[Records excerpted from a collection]
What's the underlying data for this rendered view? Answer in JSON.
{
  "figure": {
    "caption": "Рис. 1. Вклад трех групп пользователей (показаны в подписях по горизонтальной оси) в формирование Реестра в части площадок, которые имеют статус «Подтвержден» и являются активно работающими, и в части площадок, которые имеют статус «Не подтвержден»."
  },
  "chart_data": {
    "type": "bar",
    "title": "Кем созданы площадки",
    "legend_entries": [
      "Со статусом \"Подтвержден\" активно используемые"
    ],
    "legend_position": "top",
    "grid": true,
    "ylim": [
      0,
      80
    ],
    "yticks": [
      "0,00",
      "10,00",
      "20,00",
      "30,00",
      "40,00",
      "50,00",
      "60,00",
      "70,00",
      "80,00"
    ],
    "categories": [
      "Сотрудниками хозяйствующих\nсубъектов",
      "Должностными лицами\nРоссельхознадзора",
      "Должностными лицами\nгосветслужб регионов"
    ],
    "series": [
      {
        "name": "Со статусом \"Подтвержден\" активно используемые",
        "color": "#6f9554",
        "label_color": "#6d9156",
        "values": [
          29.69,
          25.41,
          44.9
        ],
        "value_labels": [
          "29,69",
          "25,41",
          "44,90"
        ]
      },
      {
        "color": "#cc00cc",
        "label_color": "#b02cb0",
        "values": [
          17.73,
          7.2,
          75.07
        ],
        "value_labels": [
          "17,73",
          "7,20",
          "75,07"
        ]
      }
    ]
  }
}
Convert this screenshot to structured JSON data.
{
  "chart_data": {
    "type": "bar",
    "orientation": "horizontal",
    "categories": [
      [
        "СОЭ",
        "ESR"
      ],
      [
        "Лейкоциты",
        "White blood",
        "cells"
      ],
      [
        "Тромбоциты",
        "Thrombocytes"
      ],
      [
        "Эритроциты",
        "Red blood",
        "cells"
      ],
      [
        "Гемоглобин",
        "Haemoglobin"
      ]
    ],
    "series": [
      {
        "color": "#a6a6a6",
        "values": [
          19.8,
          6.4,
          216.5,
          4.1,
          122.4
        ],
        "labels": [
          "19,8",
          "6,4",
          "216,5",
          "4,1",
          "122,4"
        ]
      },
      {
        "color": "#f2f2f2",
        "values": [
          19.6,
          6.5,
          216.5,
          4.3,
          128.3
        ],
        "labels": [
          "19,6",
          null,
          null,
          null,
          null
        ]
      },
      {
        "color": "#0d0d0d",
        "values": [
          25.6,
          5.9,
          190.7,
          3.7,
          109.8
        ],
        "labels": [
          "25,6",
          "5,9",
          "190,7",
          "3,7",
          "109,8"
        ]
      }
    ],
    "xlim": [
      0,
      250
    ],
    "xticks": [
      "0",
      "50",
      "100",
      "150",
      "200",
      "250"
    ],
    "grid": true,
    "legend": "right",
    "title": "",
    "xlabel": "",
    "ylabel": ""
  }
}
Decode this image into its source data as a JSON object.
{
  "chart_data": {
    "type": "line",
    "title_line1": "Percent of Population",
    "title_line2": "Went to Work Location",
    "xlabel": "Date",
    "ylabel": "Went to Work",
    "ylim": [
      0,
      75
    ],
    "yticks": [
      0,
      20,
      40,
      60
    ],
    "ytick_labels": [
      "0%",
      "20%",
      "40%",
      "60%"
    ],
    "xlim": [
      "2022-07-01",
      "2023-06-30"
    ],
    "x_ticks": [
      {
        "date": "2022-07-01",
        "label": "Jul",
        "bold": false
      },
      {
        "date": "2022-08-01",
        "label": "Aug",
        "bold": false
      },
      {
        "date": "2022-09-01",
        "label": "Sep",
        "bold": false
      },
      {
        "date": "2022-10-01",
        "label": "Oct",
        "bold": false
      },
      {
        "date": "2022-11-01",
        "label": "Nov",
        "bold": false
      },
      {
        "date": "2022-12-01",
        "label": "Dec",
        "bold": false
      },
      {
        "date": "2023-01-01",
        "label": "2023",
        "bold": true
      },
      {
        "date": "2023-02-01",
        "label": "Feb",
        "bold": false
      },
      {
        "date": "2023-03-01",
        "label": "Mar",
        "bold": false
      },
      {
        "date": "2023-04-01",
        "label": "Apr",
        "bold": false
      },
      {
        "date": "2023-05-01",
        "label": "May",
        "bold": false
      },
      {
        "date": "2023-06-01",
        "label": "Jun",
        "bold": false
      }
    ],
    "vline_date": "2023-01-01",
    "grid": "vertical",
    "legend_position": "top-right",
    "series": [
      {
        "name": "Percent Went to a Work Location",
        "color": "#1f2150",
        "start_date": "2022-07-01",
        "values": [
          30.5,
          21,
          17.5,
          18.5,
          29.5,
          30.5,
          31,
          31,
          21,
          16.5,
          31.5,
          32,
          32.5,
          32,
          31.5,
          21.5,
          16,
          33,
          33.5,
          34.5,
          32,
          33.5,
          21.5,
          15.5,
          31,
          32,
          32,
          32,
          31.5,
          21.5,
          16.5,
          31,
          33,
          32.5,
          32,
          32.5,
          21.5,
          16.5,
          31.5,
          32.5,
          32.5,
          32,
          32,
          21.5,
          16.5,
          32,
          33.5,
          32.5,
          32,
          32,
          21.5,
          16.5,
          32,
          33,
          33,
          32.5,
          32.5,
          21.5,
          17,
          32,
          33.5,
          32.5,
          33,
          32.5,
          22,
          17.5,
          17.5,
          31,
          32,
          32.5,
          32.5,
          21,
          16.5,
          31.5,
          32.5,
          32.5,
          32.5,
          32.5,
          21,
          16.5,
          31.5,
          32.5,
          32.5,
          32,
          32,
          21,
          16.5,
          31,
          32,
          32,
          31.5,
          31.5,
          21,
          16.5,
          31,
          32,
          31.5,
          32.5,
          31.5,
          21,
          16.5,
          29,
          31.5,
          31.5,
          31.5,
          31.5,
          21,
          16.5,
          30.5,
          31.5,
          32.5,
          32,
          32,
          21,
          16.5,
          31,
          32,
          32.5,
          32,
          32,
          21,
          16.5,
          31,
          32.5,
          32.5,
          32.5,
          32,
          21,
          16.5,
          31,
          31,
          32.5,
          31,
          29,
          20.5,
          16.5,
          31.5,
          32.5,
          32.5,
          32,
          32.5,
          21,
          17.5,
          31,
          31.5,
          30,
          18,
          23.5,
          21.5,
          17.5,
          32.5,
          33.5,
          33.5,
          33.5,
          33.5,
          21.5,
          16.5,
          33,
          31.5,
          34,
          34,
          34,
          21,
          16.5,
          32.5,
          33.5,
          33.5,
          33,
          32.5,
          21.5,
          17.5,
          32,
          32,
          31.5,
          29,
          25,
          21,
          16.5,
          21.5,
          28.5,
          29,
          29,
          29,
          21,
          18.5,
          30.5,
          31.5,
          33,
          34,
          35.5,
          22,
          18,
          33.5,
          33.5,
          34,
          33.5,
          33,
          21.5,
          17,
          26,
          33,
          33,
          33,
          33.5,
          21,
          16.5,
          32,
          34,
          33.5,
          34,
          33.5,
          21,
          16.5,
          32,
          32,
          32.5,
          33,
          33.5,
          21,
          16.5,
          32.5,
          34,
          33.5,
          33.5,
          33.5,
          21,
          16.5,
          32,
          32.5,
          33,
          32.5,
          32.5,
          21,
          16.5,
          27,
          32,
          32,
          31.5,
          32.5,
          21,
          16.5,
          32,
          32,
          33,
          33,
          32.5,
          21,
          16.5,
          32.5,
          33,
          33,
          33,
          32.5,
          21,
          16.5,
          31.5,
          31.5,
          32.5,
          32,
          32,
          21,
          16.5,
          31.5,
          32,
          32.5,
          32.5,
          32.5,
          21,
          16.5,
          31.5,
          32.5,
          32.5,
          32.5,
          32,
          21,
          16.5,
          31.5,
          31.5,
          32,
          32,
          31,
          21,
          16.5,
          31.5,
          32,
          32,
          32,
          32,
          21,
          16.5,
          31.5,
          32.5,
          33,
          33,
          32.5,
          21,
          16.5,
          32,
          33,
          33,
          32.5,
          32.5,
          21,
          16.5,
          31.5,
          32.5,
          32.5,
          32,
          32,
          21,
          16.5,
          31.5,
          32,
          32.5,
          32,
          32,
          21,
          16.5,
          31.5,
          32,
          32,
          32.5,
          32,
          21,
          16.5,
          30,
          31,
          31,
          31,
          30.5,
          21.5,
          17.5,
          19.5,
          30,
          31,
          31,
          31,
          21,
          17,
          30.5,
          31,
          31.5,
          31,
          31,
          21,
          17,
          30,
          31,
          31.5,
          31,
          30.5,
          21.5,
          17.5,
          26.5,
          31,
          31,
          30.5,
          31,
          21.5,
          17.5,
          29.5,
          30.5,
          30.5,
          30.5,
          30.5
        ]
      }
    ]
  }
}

- AIM OF THE TASK -
Extract every line of the records above that contains the word "Percent".

- FULL OUTPUT -
    "title_line1": "Percent of Population",
        "name": "Percent Went to a Work Location",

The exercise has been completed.